— Task instructions —
Reproduce the listing below in full and without alteration, apart from its pictures.

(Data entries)
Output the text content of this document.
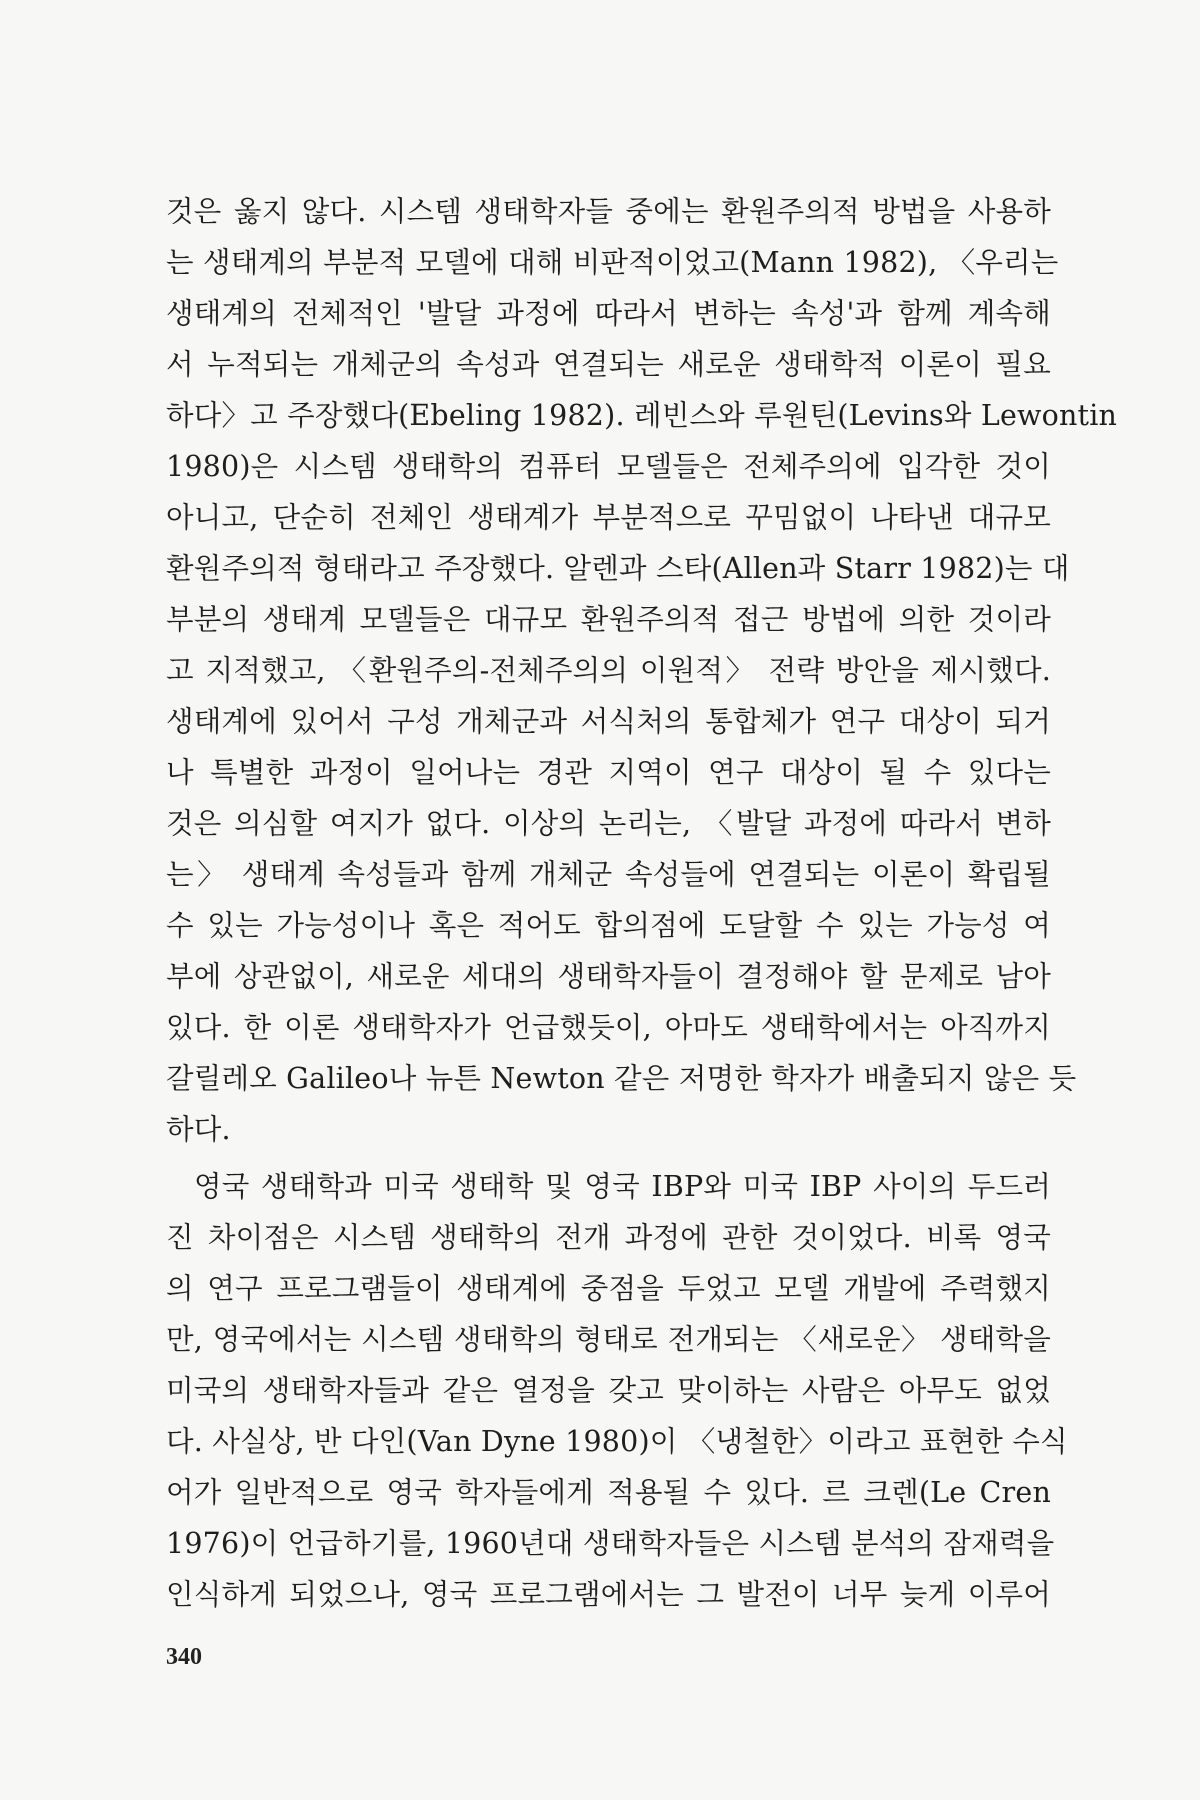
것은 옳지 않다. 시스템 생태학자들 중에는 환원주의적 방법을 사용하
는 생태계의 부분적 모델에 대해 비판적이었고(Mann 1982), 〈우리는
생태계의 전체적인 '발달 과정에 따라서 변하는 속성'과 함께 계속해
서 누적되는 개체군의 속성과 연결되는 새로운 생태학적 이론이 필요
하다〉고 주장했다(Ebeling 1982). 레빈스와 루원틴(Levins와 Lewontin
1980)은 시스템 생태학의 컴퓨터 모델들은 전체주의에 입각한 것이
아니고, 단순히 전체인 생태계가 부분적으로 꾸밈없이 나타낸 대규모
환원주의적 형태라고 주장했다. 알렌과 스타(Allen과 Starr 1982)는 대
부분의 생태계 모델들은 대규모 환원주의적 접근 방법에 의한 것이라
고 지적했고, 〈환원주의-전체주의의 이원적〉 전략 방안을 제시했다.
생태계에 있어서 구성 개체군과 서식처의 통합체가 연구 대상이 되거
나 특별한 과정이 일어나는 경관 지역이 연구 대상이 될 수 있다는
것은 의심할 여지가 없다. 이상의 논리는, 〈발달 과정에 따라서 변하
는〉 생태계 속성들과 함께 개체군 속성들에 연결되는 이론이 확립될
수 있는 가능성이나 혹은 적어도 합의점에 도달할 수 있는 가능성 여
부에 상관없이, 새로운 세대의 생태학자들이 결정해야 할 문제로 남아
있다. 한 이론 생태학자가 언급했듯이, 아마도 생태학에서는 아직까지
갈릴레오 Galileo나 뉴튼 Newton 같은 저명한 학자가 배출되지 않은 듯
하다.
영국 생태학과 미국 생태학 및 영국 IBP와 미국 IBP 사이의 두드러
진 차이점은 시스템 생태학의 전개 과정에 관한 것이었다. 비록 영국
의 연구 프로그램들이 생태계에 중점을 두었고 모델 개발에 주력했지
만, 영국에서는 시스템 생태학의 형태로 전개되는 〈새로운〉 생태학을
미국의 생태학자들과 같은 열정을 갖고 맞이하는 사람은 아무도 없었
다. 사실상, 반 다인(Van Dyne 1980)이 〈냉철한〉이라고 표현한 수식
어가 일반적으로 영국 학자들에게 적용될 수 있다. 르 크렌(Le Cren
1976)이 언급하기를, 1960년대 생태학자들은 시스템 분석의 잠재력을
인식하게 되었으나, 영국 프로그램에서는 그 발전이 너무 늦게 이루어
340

— Solution to this exercise —
Output the text content of this document.
것은 옳지 않다. 시스템 생태학자들 중에는 환원주의적 방법을 사용하
는 생태계의 부분적 모델에 대해 비판적이었고(Mann 1982), 〈우리는
생태계의 전체적인 '발달 과정에 따라서 변하는 속성'과 함께 계속해
서 누적되는 개체군의 속성과 연결되는 새로운 생태학적 이론이 필요
하다〉고 주장했다(Ebeling 1982). 레빈스와 루원틴(Levins와 Lewontin
1980)은 시스템 생태학의 컴퓨터 모델들은 전체주의에 입각한 것이
아니고, 단순히 전체인 생태계가 부분적으로 꾸밈없이 나타낸 대규모
환원주의적 형태라고 주장했다. 알렌과 스타(Allen과 Starr 1982)는 대
부분의 생태계 모델들은 대규모 환원주의적 접근 방법에 의한 것이라
고 지적했고, 〈환원주의-전체주의의 이원적〉 전략 방안을 제시했다.
생태계에 있어서 구성 개체군과 서식처의 통합체가 연구 대상이 되거
나 특별한 과정이 일어나는 경관 지역이 연구 대상이 될 수 있다는
것은 의심할 여지가 없다. 이상의 논리는, 〈발달 과정에 따라서 변하
는〉 생태계 속성들과 함께 개체군 속성들에 연결되는 이론이 확립될
수 있는 가능성이나 혹은 적어도 합의점에 도달할 수 있는 가능성 여
부에 상관없이, 새로운 세대의 생태학자들이 결정해야 할 문제로 남아
있다. 한 이론 생태학자가 언급했듯이, 아마도 생태학에서는 아직까지
갈릴레오 Galileo나 뉴튼 Newton 같은 저명한 학자가 배출되지 않은 듯
하다.
영국 생태학과 미국 생태학 및 영국 IBP와 미국 IBP 사이의 두드러
진 차이점은 시스템 생태학의 전개 과정에 관한 것이었다. 비록 영국
의 연구 프로그램들이 생태계에 중점을 두었고 모델 개발에 주력했지
만, 영국에서는 시스템 생태학의 형태로 전개되는 〈새로운〉 생태학을
미국의 생태학자들과 같은 열정을 갖고 맞이하는 사람은 아무도 없었
다. 사실상, 반 다인(Van Dyne 1980)이 〈냉철한〉이라고 표현한 수식
어가 일반적으로 영국 학자들에게 적용될 수 있다. 르 크렌(Le Cren
1976)이 언급하기를, 1960년대 생태학자들은 시스템 분석의 잠재력을
인식하게 되었으나, 영국 프로그램에서는 그 발전이 너무 늦게 이루어
340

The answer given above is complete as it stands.